- WRITTEN REQUEST: Go through the listing and return every line with "затрат" in it.

- Raw records:
-=-=-

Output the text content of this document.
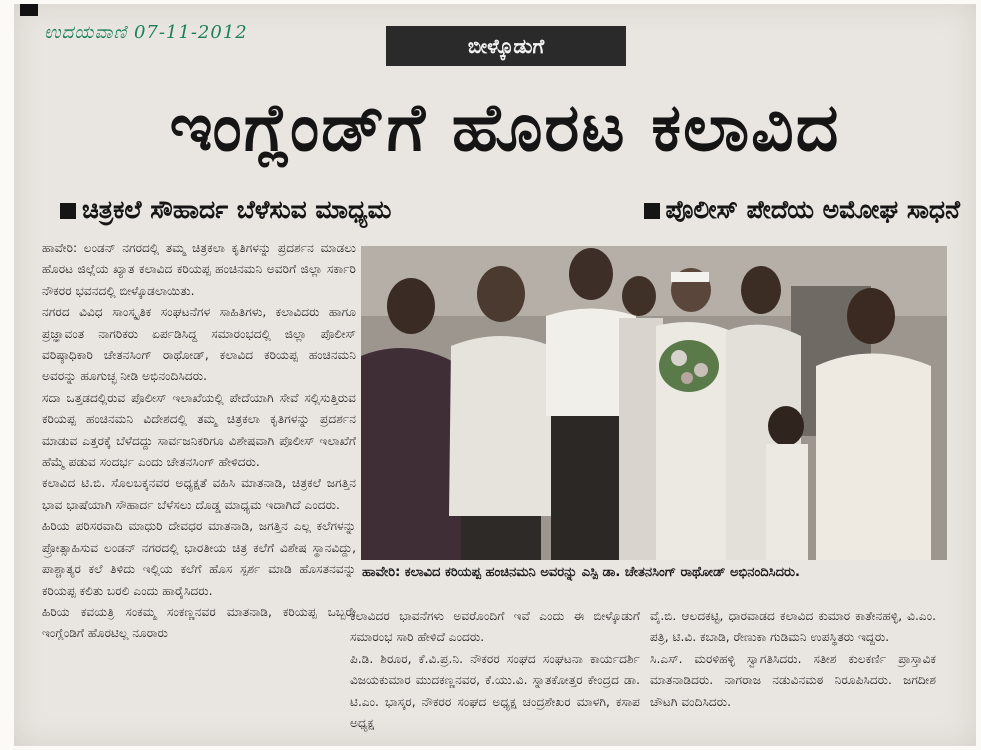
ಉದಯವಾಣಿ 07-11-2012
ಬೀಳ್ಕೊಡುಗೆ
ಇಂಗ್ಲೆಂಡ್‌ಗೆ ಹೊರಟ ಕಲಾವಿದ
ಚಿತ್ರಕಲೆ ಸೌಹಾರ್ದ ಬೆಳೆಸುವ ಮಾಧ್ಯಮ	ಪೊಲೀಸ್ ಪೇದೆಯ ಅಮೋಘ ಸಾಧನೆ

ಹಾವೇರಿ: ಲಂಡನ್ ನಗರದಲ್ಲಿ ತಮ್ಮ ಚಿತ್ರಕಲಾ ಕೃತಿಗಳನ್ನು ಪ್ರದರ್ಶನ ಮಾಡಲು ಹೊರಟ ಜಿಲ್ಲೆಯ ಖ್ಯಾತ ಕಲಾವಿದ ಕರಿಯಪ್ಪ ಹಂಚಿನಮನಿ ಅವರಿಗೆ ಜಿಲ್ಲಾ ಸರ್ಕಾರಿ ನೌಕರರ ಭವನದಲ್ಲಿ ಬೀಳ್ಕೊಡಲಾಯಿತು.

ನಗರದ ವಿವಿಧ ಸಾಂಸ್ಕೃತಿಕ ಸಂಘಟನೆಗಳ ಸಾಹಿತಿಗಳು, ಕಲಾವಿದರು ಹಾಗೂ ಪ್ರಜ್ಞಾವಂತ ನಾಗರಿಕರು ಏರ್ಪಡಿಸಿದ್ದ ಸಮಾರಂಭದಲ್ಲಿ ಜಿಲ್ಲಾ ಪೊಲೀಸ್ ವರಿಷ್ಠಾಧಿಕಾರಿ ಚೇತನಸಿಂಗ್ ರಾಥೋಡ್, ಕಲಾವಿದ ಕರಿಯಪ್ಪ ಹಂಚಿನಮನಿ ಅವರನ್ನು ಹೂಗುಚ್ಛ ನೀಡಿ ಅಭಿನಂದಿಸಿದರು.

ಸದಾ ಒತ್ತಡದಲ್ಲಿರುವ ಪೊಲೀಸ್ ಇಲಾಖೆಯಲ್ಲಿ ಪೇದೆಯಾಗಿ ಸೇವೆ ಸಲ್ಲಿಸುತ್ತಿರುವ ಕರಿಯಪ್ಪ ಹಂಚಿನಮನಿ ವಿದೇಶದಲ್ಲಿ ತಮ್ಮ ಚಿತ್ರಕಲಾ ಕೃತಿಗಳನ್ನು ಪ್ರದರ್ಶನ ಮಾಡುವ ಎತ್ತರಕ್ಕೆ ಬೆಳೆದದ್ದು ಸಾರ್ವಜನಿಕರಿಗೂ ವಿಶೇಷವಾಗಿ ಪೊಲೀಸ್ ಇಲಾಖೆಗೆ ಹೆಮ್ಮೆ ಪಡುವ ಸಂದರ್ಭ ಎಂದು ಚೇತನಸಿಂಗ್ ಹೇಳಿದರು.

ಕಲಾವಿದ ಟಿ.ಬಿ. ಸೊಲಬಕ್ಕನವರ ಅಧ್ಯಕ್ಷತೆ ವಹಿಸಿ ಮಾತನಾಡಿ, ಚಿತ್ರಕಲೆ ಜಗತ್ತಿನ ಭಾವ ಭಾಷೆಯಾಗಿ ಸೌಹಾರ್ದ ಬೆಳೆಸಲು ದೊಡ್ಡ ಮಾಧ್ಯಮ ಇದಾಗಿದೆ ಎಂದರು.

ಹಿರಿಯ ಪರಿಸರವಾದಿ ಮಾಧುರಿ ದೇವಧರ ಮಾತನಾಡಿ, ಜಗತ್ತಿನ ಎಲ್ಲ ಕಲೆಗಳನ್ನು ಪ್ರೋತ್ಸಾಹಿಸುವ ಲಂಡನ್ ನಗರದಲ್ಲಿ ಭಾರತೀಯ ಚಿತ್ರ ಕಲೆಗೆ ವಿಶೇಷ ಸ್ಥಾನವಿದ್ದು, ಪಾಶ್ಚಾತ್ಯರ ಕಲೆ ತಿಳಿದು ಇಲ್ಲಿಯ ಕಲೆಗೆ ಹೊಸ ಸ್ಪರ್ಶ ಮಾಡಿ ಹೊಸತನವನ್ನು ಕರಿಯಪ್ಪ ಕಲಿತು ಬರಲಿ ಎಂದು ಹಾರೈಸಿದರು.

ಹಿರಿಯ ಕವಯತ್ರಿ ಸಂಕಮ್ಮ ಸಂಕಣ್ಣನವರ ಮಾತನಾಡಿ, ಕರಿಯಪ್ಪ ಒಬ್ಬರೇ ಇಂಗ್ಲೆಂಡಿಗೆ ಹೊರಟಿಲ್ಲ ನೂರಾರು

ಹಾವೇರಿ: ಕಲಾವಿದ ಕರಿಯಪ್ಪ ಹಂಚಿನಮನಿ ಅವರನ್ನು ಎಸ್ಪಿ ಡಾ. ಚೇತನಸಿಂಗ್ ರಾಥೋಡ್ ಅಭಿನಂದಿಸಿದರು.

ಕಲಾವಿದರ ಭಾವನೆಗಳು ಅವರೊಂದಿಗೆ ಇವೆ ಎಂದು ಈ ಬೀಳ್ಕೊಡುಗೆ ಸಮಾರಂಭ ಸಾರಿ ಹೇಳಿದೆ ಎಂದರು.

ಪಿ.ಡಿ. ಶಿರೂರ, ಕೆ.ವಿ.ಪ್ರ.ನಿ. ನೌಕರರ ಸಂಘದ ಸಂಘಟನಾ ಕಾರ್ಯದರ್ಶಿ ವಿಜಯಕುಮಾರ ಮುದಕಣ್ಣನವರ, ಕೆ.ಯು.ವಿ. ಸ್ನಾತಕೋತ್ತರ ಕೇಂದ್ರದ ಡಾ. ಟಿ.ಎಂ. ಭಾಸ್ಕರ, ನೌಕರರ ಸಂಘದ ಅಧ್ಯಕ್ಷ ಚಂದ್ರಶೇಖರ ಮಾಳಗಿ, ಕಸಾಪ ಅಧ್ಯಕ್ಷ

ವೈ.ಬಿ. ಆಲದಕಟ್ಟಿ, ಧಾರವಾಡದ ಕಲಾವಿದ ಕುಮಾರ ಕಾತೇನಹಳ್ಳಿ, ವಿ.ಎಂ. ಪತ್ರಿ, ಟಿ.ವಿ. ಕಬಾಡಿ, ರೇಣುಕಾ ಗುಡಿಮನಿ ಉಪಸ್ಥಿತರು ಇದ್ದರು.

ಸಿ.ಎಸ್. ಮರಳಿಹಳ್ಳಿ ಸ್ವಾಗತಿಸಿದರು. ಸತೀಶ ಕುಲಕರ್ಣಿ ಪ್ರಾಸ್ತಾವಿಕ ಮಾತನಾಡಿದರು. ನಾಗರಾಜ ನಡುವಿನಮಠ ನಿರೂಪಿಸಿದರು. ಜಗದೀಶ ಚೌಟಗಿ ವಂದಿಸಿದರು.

-=-=-

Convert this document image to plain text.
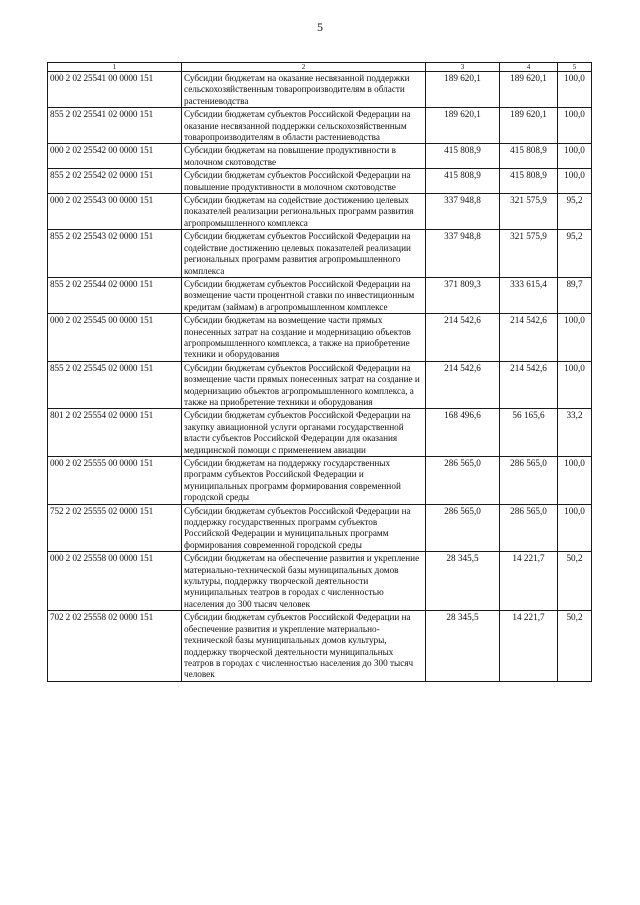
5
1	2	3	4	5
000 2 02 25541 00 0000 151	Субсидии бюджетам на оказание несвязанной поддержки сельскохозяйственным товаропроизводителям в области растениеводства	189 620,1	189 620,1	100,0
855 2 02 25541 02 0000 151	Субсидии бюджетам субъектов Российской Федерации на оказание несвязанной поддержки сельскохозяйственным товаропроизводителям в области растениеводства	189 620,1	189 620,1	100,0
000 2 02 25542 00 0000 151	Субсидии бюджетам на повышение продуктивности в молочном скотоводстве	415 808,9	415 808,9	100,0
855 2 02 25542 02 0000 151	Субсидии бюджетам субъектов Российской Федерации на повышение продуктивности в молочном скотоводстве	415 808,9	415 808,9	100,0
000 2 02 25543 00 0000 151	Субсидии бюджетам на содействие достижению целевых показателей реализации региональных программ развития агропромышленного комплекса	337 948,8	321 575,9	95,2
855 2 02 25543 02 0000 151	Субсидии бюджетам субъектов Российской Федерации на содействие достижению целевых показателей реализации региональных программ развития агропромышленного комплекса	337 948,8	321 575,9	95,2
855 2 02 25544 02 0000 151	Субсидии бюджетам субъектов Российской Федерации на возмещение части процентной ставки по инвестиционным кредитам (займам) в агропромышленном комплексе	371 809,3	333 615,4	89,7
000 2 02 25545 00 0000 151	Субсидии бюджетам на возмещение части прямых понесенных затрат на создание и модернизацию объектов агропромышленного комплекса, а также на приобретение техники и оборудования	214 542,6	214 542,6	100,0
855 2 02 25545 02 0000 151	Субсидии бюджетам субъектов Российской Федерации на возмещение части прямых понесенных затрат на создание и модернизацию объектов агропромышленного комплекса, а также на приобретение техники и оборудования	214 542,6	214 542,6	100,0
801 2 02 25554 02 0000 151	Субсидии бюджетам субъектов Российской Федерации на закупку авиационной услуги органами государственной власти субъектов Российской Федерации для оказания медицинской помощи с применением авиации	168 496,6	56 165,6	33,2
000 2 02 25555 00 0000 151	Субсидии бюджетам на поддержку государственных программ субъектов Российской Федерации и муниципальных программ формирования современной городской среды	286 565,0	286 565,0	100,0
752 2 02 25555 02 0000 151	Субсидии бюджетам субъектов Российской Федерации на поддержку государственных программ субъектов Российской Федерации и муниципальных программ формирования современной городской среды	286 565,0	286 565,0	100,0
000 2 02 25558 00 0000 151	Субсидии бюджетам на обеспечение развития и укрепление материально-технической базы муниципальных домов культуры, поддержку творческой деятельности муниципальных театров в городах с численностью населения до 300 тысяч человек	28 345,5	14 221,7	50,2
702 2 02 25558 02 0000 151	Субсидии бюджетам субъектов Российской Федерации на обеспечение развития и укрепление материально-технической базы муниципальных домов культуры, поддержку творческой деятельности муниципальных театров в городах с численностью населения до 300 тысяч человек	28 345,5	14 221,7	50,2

-=-=-

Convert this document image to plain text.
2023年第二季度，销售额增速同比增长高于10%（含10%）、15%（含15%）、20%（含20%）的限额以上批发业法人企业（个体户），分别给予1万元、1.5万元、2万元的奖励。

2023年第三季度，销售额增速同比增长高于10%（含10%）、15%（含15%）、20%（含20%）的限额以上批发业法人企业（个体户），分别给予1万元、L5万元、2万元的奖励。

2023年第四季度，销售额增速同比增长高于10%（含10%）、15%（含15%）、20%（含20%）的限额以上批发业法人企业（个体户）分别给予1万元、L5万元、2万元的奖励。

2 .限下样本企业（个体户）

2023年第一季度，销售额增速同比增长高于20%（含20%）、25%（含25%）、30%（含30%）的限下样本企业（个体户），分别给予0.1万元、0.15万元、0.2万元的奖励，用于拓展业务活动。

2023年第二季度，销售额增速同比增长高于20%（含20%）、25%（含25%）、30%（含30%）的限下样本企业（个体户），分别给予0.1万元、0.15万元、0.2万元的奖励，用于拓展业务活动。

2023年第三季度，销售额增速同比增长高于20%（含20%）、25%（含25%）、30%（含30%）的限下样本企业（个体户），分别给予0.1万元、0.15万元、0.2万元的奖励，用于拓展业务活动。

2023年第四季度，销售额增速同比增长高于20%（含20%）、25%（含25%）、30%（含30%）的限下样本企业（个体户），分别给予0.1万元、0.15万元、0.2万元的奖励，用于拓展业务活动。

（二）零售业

-=-=-

- WRITTEN ANSWER:
000 2 02 25545 00 0000 151	Субсидии бюджетам на возмещение части прямых понесенных затрат на создание и модернизацию объектов агропромышленного комплекса, а также на приобретение техники и оборудования	214 542,6	214 542,6	100,0
855 2 02 25545 02 0000 151	Субсидии бюджетам субъектов Российской Федерации на возмещение части прямых понесенных затрат на создание и модернизацию объектов агропромышленного комплекса, а также на приобретение техники и оборудования	214 542,6	214 542,6	100,0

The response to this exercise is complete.